**Exercise prompt:** From the entries below, count every line that contains the word "DEJAR". Please give the number and nothing else.

[Saved data entries]
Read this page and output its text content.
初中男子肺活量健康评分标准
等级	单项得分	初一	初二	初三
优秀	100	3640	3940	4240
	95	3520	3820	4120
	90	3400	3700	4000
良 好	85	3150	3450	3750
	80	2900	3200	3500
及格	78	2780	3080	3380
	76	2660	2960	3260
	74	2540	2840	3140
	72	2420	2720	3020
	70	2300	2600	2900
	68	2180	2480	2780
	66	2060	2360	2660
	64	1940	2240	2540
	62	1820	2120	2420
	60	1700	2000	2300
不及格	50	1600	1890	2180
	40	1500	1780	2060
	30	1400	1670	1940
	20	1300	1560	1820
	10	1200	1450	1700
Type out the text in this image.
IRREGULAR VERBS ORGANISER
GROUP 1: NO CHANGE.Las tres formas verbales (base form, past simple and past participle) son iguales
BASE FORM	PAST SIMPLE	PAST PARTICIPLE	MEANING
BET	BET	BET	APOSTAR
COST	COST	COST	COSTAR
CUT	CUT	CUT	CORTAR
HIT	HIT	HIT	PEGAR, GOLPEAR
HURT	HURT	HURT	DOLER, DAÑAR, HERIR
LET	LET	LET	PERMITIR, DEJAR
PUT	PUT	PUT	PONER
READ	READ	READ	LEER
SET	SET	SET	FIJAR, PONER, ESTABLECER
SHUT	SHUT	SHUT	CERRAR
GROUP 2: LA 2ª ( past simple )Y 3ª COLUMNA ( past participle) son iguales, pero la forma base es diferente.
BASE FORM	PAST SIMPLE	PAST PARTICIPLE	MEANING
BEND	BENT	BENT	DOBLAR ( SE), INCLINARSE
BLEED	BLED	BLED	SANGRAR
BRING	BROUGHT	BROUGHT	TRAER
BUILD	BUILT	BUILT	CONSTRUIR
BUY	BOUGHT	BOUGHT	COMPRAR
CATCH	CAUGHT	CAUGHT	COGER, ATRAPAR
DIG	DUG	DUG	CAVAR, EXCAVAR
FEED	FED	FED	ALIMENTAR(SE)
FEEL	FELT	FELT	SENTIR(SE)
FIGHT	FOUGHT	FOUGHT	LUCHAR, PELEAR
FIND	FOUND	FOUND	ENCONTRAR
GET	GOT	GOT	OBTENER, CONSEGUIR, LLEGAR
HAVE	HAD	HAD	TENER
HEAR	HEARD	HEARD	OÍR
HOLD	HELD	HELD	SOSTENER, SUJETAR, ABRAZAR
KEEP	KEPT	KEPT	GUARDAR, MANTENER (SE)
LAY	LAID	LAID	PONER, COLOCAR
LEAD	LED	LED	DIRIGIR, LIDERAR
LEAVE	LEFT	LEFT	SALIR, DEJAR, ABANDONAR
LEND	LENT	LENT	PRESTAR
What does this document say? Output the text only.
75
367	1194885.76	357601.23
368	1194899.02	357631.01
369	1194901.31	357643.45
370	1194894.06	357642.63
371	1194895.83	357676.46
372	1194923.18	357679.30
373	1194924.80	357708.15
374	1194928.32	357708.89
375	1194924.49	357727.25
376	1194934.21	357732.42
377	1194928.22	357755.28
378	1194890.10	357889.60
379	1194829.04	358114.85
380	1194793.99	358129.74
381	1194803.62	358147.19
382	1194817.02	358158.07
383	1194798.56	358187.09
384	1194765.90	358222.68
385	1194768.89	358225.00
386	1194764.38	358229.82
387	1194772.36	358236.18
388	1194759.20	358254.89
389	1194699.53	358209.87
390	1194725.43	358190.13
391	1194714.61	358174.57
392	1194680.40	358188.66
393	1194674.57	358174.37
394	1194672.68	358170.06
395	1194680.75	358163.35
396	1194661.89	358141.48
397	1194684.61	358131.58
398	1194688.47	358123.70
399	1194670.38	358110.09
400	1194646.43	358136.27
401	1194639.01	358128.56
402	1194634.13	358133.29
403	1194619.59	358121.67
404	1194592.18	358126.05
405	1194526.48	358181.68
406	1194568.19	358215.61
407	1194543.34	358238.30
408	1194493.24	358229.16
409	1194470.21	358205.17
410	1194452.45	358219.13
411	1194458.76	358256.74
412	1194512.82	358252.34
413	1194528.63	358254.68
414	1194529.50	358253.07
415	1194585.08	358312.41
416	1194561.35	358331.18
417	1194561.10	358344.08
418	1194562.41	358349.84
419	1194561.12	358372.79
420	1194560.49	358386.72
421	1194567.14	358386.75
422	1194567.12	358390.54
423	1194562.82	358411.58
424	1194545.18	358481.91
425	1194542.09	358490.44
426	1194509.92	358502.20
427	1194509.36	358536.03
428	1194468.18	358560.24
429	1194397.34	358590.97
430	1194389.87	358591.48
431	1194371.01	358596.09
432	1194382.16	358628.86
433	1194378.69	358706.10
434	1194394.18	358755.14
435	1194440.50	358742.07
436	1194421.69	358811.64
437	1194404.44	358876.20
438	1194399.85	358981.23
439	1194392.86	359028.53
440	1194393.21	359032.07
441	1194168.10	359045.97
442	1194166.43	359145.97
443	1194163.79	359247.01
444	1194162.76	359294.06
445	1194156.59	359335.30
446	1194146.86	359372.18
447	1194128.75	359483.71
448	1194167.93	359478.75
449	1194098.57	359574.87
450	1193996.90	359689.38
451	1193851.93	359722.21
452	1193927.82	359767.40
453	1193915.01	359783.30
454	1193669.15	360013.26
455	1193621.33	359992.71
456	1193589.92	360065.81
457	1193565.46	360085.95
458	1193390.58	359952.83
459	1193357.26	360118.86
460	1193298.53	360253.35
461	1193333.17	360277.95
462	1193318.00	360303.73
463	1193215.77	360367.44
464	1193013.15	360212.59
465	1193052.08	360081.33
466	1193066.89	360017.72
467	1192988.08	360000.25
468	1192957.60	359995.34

**Response:** 2